Records shown ->
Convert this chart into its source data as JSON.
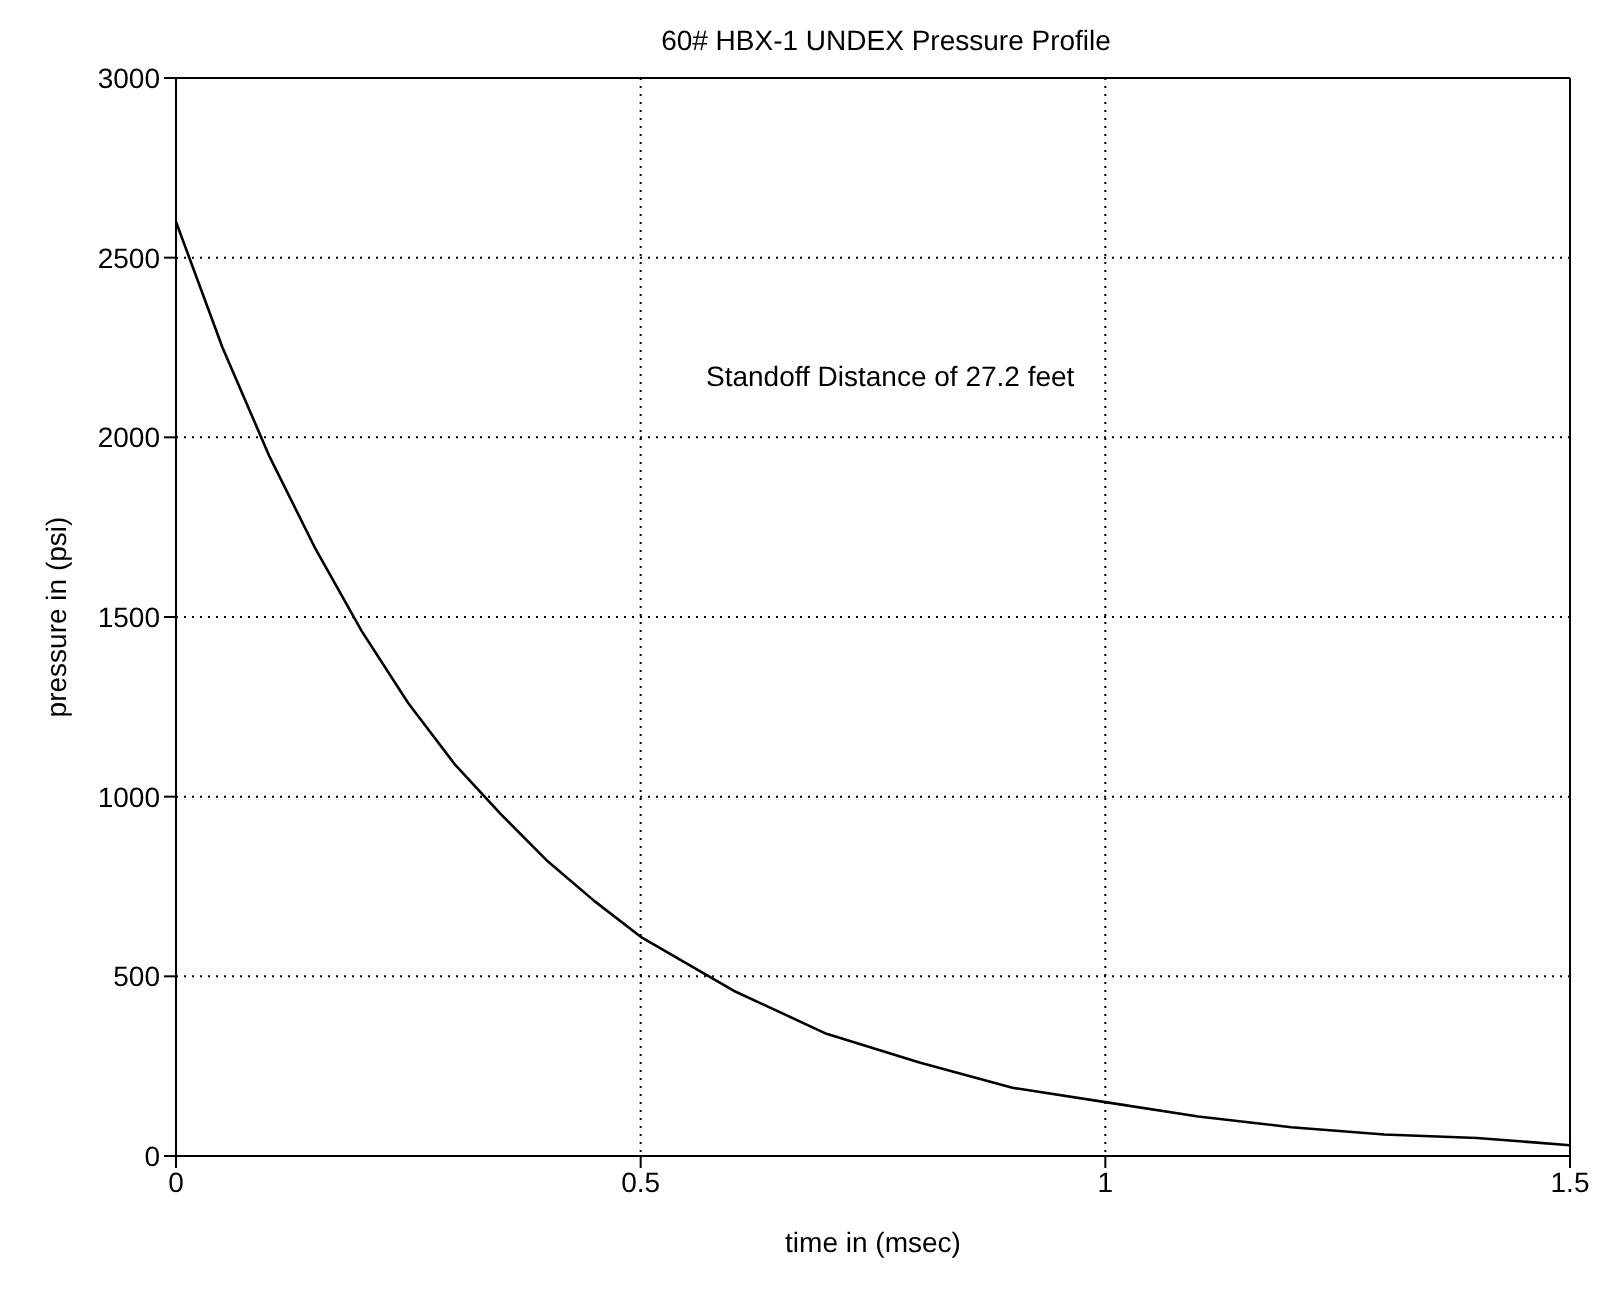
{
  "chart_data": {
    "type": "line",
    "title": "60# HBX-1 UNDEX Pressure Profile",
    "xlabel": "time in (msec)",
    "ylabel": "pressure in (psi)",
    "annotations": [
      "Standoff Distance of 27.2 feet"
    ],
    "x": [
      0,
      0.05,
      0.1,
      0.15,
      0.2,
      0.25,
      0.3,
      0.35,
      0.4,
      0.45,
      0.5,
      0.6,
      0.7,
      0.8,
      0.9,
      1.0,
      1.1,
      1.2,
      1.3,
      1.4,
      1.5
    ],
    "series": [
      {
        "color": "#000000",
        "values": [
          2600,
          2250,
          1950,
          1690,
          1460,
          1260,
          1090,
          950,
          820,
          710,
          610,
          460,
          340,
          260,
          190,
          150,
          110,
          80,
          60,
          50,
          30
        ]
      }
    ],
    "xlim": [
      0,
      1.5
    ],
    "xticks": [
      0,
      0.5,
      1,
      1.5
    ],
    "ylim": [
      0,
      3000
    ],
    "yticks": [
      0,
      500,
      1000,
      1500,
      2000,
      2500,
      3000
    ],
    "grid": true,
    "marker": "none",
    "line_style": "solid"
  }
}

==

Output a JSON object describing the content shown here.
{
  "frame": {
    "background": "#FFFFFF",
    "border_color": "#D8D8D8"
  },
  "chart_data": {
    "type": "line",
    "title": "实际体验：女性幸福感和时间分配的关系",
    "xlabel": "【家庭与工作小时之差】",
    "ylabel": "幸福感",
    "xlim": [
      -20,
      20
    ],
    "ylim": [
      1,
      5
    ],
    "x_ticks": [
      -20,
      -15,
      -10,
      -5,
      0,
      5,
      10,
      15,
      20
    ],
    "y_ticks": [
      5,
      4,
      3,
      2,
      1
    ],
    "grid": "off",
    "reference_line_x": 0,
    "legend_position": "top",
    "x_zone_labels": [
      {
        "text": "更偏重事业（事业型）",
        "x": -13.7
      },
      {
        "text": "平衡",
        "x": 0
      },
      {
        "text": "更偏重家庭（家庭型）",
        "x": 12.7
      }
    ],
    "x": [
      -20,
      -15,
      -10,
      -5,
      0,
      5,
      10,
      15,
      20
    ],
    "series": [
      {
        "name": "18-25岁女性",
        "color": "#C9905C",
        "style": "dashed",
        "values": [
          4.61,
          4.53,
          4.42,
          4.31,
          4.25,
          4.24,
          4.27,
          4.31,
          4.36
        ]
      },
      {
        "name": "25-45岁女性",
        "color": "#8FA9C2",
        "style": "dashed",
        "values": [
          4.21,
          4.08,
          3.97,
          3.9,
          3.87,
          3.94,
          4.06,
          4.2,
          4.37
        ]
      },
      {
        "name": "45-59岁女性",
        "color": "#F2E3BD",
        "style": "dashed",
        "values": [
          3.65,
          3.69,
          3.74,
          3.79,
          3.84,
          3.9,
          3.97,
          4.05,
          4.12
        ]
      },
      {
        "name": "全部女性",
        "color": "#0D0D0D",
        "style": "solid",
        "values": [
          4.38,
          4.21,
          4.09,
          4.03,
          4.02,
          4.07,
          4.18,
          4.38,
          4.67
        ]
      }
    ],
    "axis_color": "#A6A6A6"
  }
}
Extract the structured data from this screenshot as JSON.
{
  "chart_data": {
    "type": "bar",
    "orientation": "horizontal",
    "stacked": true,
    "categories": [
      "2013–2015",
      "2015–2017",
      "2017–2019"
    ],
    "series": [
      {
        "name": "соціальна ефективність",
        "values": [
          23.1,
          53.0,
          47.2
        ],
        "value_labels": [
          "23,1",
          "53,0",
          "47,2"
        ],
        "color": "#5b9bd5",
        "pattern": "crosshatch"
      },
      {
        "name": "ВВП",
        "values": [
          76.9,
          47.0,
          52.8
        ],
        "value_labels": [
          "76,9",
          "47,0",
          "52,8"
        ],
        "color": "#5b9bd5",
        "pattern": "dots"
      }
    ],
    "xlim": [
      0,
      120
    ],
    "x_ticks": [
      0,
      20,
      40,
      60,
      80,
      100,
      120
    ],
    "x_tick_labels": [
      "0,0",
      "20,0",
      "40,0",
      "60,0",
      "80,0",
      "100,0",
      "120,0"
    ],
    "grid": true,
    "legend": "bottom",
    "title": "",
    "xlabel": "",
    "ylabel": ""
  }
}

Request -> In the material above, find the lines that contain "title" and show them.

Result below ->
    "title": "60# HBX-1 UNDEX Pressure Profile",
    "title": "实际体验：女性幸福感和时间分配的关系",
    "title": "",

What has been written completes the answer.